---------- SUPPLIED RECORDS ----------
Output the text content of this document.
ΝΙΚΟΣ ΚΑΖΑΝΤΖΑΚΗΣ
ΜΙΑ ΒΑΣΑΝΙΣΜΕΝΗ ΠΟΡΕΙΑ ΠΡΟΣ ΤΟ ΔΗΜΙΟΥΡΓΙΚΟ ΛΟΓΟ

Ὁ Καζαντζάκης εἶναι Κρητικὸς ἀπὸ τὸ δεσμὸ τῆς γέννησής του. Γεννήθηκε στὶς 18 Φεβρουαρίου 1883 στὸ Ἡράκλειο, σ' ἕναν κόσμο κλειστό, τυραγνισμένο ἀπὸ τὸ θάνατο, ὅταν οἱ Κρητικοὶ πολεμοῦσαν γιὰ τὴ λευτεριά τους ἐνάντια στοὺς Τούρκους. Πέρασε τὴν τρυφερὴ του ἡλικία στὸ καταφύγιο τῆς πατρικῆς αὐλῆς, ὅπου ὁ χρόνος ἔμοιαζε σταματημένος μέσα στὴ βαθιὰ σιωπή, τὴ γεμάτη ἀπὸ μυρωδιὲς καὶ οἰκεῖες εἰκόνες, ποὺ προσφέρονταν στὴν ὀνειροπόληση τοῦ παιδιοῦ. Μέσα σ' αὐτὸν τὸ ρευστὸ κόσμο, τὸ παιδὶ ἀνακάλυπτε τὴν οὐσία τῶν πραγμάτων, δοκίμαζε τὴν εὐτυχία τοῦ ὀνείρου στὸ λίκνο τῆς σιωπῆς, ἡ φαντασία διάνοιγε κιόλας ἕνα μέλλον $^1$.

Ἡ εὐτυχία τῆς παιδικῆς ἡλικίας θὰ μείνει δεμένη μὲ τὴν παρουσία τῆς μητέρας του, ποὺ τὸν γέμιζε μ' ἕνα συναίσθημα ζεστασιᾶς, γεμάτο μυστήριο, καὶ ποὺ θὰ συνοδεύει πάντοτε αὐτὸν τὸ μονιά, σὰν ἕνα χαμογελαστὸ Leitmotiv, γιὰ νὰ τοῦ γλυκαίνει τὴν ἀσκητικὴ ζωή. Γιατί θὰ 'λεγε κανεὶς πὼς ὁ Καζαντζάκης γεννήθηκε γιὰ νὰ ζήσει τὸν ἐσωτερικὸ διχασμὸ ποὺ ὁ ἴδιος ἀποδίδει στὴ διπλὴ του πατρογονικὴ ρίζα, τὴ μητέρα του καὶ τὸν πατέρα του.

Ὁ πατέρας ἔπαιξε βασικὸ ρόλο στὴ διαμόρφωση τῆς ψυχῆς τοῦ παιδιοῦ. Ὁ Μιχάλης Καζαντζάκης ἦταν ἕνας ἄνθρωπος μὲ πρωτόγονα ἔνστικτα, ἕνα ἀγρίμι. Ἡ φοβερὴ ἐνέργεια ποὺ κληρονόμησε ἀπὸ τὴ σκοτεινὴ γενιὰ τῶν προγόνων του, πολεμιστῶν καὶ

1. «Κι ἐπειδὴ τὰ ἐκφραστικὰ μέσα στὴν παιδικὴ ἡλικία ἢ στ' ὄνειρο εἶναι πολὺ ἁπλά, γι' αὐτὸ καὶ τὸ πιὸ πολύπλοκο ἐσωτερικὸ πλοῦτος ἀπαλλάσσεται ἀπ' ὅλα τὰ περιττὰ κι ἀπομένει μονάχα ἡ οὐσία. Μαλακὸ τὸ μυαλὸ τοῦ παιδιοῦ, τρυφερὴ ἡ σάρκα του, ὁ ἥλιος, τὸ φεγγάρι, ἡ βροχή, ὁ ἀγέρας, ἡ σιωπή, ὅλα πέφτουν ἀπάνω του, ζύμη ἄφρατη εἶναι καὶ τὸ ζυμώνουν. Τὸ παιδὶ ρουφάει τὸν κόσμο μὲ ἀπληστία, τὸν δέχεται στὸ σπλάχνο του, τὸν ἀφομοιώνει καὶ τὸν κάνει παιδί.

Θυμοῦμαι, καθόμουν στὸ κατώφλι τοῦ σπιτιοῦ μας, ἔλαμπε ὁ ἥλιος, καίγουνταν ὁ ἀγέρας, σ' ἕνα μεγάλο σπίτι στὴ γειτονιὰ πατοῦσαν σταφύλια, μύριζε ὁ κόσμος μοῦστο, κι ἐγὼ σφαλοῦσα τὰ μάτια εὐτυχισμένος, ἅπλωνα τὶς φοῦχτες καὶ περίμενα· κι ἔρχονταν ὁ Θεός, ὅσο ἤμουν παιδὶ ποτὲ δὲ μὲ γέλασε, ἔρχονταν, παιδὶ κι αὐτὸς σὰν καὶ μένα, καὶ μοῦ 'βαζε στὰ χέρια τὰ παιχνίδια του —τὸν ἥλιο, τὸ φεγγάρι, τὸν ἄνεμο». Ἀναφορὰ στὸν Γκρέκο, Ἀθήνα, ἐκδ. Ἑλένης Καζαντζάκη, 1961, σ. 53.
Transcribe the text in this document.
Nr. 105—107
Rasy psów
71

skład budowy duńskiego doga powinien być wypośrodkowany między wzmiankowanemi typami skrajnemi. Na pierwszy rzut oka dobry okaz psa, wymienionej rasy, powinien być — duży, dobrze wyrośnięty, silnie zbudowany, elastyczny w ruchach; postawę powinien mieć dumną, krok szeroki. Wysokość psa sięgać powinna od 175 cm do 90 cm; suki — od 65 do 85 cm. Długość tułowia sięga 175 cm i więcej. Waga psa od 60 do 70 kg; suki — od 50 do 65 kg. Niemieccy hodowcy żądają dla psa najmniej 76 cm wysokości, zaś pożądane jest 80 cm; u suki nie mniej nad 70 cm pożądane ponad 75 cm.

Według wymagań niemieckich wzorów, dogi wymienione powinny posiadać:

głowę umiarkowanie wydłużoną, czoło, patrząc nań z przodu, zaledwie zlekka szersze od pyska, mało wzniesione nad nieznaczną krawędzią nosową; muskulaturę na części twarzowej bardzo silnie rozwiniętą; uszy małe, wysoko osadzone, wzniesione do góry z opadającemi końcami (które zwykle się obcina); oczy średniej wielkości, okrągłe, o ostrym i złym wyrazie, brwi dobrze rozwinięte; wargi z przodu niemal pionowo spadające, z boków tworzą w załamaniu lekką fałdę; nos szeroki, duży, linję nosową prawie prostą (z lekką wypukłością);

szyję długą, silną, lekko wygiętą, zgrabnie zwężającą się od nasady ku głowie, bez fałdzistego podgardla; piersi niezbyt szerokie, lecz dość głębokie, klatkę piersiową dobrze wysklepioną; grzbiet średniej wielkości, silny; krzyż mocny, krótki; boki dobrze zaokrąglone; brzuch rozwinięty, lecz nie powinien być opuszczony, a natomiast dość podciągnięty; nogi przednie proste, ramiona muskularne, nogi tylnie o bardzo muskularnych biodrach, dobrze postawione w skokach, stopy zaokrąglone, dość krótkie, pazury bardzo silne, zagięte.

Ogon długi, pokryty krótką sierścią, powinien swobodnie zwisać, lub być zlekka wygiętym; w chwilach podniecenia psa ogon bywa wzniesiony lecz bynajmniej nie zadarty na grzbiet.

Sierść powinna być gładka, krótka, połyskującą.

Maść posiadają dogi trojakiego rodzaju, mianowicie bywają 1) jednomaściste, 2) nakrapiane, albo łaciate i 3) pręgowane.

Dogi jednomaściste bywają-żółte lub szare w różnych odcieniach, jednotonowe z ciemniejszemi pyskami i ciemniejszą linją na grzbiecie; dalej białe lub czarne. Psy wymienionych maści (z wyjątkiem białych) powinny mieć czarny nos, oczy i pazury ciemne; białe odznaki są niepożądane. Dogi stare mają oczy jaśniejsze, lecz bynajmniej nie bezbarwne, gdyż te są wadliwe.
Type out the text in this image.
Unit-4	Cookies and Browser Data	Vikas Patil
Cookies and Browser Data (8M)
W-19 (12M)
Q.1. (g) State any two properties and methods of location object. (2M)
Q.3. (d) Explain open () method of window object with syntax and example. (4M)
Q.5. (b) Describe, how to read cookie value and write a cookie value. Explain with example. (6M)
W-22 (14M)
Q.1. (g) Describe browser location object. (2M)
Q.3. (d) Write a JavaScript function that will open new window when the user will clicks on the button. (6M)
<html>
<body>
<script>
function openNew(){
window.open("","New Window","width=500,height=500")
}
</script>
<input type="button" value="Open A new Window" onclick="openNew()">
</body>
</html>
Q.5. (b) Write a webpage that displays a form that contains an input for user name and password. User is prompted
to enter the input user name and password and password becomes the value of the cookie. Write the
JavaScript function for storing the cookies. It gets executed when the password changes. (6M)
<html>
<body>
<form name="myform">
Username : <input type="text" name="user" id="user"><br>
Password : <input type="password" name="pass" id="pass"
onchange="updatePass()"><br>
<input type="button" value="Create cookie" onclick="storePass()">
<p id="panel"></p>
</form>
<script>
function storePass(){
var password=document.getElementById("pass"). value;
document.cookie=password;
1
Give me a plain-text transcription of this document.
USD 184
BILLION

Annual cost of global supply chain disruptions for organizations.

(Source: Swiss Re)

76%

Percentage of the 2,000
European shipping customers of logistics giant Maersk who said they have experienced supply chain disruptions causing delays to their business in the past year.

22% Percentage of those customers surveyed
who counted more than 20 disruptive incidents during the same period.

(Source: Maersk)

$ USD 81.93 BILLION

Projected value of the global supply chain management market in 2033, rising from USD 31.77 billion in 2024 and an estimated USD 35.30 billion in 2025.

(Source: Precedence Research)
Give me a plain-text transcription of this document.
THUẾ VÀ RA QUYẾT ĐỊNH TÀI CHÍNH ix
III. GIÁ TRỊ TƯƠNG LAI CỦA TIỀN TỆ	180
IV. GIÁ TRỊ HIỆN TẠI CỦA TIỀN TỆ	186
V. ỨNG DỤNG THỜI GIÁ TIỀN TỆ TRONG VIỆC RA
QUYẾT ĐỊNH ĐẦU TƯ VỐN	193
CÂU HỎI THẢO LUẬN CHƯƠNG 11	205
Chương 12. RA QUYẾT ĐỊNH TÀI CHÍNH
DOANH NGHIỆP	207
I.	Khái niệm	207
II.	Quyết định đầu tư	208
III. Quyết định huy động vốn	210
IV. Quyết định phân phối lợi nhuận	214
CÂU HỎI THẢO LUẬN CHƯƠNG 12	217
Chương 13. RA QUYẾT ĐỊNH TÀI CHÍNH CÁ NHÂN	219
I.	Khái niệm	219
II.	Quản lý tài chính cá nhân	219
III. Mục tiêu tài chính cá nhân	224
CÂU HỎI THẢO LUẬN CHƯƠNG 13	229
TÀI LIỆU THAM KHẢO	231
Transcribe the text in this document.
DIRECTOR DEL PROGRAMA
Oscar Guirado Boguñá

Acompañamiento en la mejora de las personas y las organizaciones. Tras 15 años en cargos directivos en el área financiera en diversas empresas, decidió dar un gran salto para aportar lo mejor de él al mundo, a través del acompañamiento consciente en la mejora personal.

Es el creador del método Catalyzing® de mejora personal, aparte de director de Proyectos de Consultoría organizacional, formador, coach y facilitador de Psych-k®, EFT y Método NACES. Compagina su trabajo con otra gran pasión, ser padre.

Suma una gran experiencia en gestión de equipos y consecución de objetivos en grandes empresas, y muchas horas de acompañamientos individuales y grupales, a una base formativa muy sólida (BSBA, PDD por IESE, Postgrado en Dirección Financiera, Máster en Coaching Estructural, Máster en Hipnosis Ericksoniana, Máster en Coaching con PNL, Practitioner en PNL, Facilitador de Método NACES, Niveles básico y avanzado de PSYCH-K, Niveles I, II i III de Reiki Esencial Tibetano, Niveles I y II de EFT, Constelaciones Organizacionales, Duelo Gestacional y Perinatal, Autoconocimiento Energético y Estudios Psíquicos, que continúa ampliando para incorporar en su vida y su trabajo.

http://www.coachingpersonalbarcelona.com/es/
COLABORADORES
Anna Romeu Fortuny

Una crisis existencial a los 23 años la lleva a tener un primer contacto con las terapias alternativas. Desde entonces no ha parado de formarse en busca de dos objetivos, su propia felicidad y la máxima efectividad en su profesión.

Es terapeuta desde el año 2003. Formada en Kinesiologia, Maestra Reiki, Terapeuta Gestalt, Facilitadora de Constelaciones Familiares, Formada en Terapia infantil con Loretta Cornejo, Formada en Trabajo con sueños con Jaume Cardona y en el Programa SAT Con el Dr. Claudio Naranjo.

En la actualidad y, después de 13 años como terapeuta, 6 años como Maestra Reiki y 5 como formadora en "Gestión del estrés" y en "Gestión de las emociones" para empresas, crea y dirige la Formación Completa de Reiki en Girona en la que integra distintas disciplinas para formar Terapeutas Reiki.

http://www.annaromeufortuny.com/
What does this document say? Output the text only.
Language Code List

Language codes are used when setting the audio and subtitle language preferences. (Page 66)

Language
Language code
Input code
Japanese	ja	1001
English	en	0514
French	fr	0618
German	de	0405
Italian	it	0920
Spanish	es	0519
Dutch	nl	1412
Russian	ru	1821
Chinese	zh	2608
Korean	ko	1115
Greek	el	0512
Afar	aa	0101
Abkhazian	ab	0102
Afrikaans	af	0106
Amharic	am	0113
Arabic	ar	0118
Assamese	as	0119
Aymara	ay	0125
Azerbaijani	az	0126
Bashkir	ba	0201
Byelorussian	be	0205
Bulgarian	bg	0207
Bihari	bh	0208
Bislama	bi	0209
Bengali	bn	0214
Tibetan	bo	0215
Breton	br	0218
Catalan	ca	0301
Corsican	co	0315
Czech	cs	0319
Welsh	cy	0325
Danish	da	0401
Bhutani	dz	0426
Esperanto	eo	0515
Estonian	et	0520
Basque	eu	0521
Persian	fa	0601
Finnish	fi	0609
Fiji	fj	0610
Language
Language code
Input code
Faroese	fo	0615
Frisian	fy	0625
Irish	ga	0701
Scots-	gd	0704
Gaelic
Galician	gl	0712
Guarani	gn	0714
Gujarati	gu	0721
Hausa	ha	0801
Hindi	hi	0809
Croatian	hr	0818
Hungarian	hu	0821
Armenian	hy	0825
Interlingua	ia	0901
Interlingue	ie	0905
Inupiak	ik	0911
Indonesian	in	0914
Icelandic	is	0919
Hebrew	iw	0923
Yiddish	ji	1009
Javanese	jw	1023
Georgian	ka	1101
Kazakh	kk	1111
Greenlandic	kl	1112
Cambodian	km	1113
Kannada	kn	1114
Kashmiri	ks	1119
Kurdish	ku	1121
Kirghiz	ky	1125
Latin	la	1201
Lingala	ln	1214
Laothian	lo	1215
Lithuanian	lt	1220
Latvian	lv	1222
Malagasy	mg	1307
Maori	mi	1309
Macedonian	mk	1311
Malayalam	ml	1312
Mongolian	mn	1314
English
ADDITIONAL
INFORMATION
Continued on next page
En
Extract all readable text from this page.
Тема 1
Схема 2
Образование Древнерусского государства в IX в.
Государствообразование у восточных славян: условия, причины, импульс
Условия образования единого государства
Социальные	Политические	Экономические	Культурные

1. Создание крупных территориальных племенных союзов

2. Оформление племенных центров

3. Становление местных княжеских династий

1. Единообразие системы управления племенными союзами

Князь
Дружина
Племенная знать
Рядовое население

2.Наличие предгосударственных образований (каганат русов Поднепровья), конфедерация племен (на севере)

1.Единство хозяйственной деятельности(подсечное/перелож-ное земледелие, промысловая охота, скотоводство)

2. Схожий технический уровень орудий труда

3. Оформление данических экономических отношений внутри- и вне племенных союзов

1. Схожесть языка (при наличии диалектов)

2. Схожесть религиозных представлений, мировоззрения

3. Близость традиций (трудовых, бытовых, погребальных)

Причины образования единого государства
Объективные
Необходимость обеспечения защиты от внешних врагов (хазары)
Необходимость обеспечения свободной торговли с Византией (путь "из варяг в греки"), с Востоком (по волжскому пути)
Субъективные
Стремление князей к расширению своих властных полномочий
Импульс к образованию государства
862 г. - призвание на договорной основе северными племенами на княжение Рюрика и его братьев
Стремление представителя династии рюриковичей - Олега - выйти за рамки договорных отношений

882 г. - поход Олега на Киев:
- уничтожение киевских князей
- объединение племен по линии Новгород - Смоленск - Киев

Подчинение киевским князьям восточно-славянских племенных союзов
----------
**EXERCISE DETAILS**
Extract every line above that contains the word "name".

**FULL RESPONSE**
Q.5. (b) Write a webpage that displays a form that contains an input for user name and password. User is prompted
to enter the input user name and password and password becomes the value of the cookie. Write the
<form name="myform">
Username : <input type="text" name="user" id="user"><br>
Password : <input type="password" name="pass" id="pass"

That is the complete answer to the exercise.